--- Task directions ---
Show each line that has the string "القول" in it.

(Lines of data)
_____

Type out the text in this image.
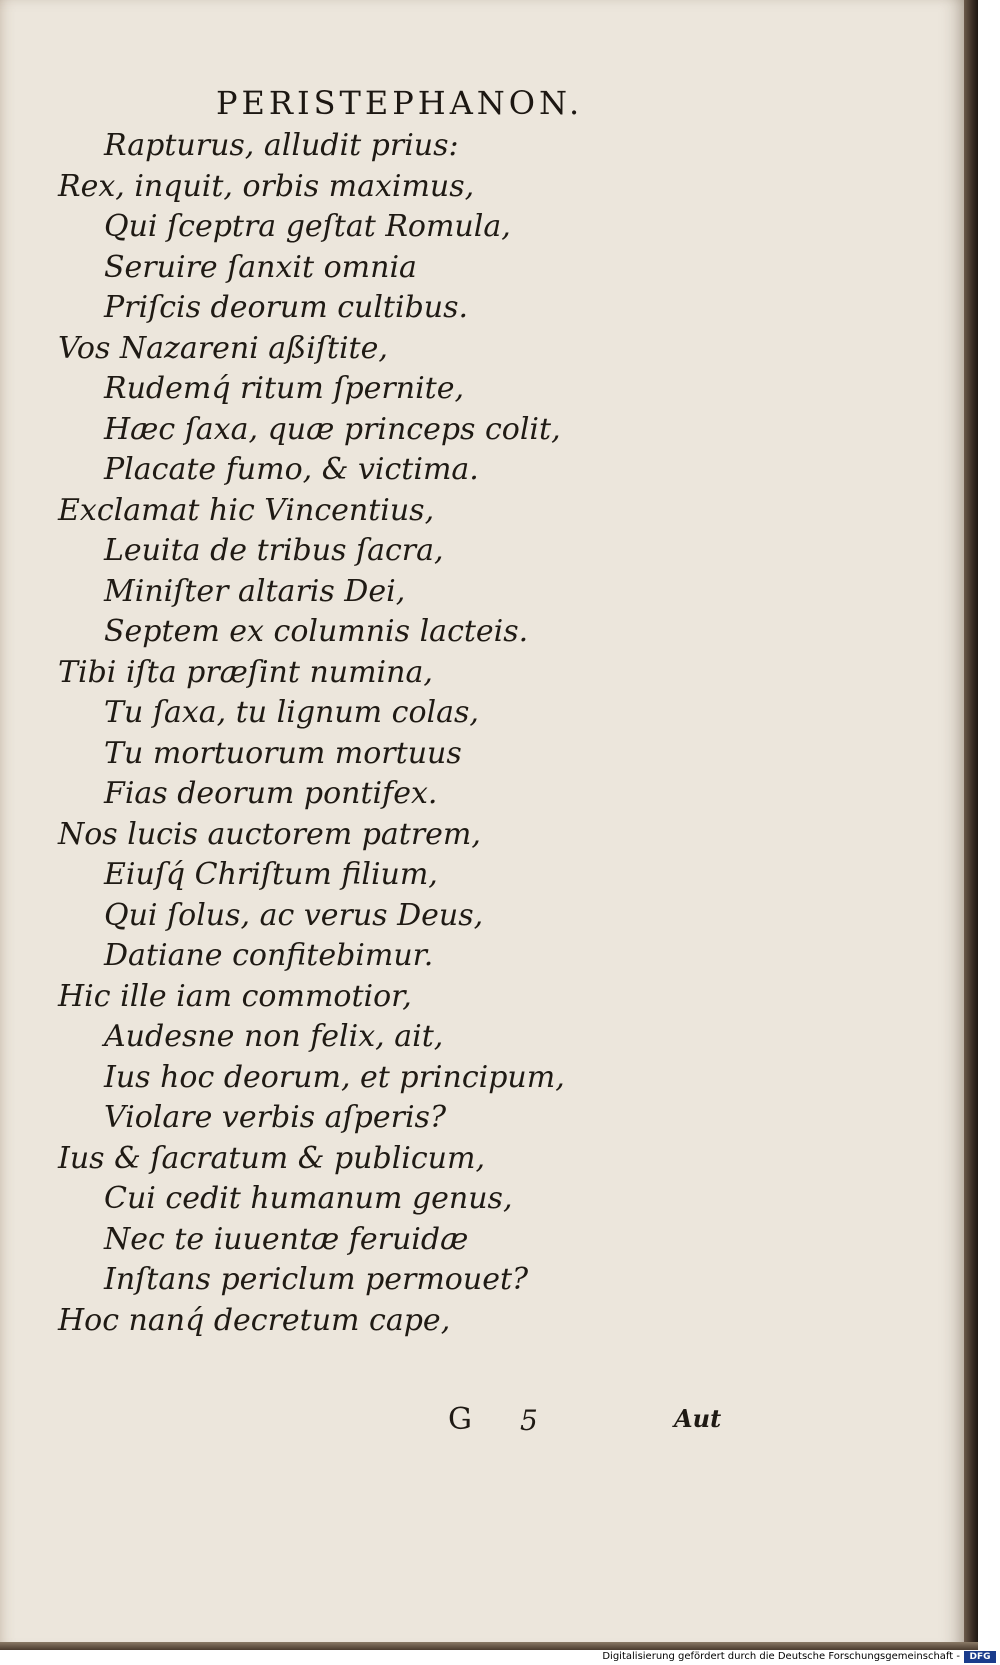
PERISTEPHANON.
Rapturus, alludit prius:
Rex, inquit, orbis maximus,
Qui ſceptra geſtat Romula,
Seruire ſanxit omnia
Priſcis deorum cultibus.
Vos Nazareni aßiſtite,
Rudemq́ ritum ſpernite,
Hæc ſaxa, quæ princeps colit,
Placate fumo, & victima.
Exclamat hic Vincentius,
Leuita de tribus ſacra,
Miniſter altaris Dei,
Septem ex columnis lacteis.
Tibi iſta præſint numina,
Tu ſaxa, tu lignum colas,
Tu mortuorum mortuus
Fias deorum pontifex.
Nos lucis auctorem patrem,
Eiuſq́ Chriſtum filium,
Qui ſolus, ac verus Deus,
Datiane confitebimur.
Hic ille iam commotior,
Audesne non felix, ait,
Ius hoc deorum, et principum,
Violare verbis aſperis?
Ius & ſacratum & publicum,
Cui cedit humanum genus,
Nec te iuuentæ feruidæ
Inſtans periclum permouet?
Hoc nanq́ decretum cape,
G 5	Aut
Digitalisierung gefördert durch die Deutsche Forschungsgemeinschaft -	DFG
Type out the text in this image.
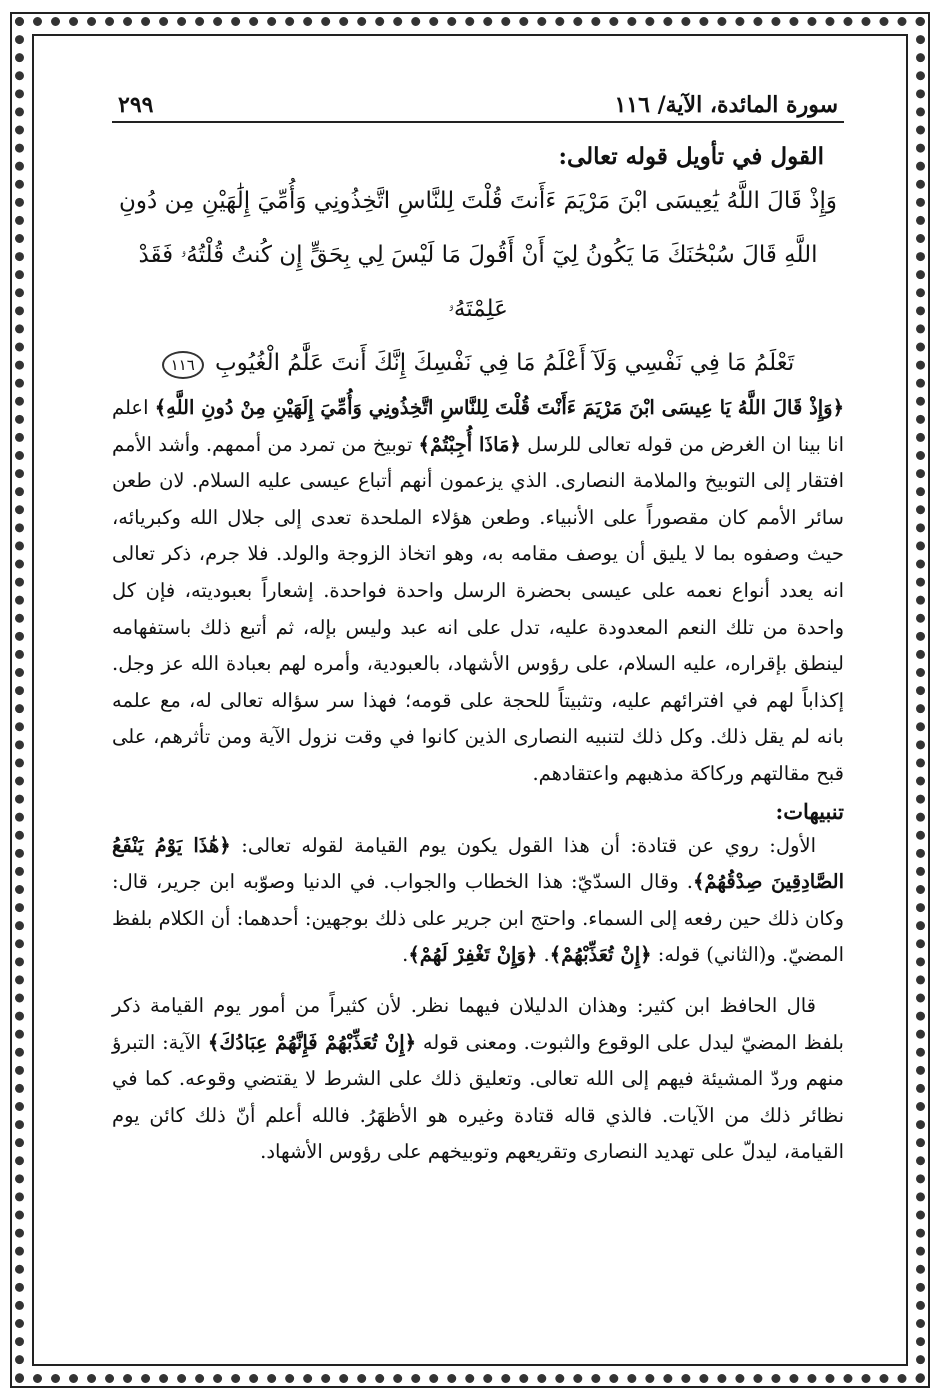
سورة المائدة، الآية/ ١١٦
٢٩٩
القول في تأويل قوله تعالى:
وَإِذْ قَالَ اللَّهُ يَٰعِيسَى ابْنَ مَرْيَمَ ءَأَنتَ قُلْتَ لِلنَّاسِ اتَّخِذُونِي وَأُمِّيَ إِلَٰهَيْنِ مِن دُونِ
اللَّهِ قَالَ سُبْحَٰنَكَ مَا يَكُونُ لِيٓ أَنْ أَقُولَ مَا لَيْسَ لِي بِحَقٍّ إِن كُنتُ قُلْتُهُۥ فَقَدْ عَلِمْتَهُۥ
تَعْلَمُ مَا فِي نَفْسِي وَلَآ أَعْلَمُ مَا فِي نَفْسِكَ إِنَّكَ أَنتَ عَلَّٰمُ الْغُيُوبِ ١١٦

﴿وَإِذْ قَالَ اللَّهُ يَا عِيسَى ابْنَ مَرْيَمَ ءَأَنْتَ قُلْتَ لِلنَّاسِ اتَّخِذُونِي وَأُمِّيَ إِلَهَيْنِ مِنْ دُونِ اللَّهِ﴾ اعلم انا بينا ان الغرض من قوله تعالى للرسل ﴿مَاذَا أُجِبْتُمْ﴾ توبيخ من تمرد من أممهم. وأشد الأمم افتقار إلى التوبيخ والملامة النصارى. الذي يزعمون أنهم أتباع عيسى عليه السلام. لان طعن سائر الأمم كان مقصوراً على الأنبياء. وطعن هؤلاء الملحدة تعدى إلى جلال الله وكبريائه، حيث وصفوه بما لا يليق أن يوصف مقامه به، وهو اتخاذ الزوجة والولد. فلا جرم، ذكر تعالى انه يعدد أنواع نعمه على عيسى بحضرة الرسل واحدة فواحدة. إشعاراً بعبوديته، فإن كل واحدة من تلك النعم المعدودة عليه، تدل على انه عبد وليس بإله، ثم أتبع ذلك باستفهامه لينطق بإقراره، عليه السلام، على رؤوس الأشهاد، بالعبودية، وأمره لهم بعبادة الله عز وجل. إكذاباً لهم في افترائهم عليه، وتثبيتاً للحجة على قومه؛ فهذا سر سؤاله تعالى له، مع علمه بانه لم يقل ذلك. وكل ذلك لتنبيه النصارى الذين كانوا في وقت نزول الآية ومن تأثرهم، على قبح مقالتهم وركاكة مذهبهم واعتقادهم.

تنبيهات:

الأول: روي عن قتادة: أن هذا القول يكون يوم القيامة لقوله تعالى: ﴿هَٰذَا يَوْمُ يَنْفَعُ الصَّادِقِينَ صِدْقُهُمْ﴾. وقال السدّيّ: هذا الخطاب والجواب. في الدنيا وصوّبه ابن جرير، قال: وكان ذلك حين رفعه إلى السماء. واحتج ابن جرير على ذلك بوجهين: أحدهما: أن الكلام بلفظ المضيّ. و(الثاني) قوله: ﴿إِنْ تُعَذِّبْهُمْ﴾. ﴿وَإِنْ تَغْفِرْ لَهُمْ﴾.

قال الحافظ ابن كثير: وهذان الدليلان فيهما نظر. لأن كثيراً من أمور يوم القيامة ذكر بلفظ المضيّ ليدل على الوقوع والثبوت. ومعنى قوله ﴿إِنْ تُعَذِّبْهُمْ فَإِنَّهُمْ عِبَادُكَ﴾ الآية: التبرؤ منهم وردّ المشيئة فيهم إلى الله تعالى. وتعليق ذلك على الشرط لا يقتضي وقوعه. كما في نظائر ذلك من الآيات. فالذي قاله قتادة وغيره هو الأظهَرُ. فالله أعلم أنّ ذلك كائن يوم القيامة، ليدلّ على تهديد النصارى وتقريعهم وتوبيخهم على رؤوس الأشهاد.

_____

--- Solution for this task ---
القول في تأويل قوله تعالى:
الأول: روي عن قتادة: أن هذا القول يكون يوم القيامة لقوله تعالى: ﴿هَٰذَا يَوْمُ يَنْفَعُ الصَّادِقِينَ صِدْقُهُمْ﴾. وقال السدّيّ: هذا الخطاب والجواب. في الدنيا وصوّبه ابن جرير، قال: وكان ذلك حين رفعه إلى السماء. واحتج ابن جرير على ذلك بوجهين: أحدهما: أن الكلام بلفظ المضيّ. و(الثاني) قوله: ﴿إِنْ تُعَذِّبْهُمْ﴾. ﴿وَإِنْ تَغْفِرْ لَهُمْ﴾.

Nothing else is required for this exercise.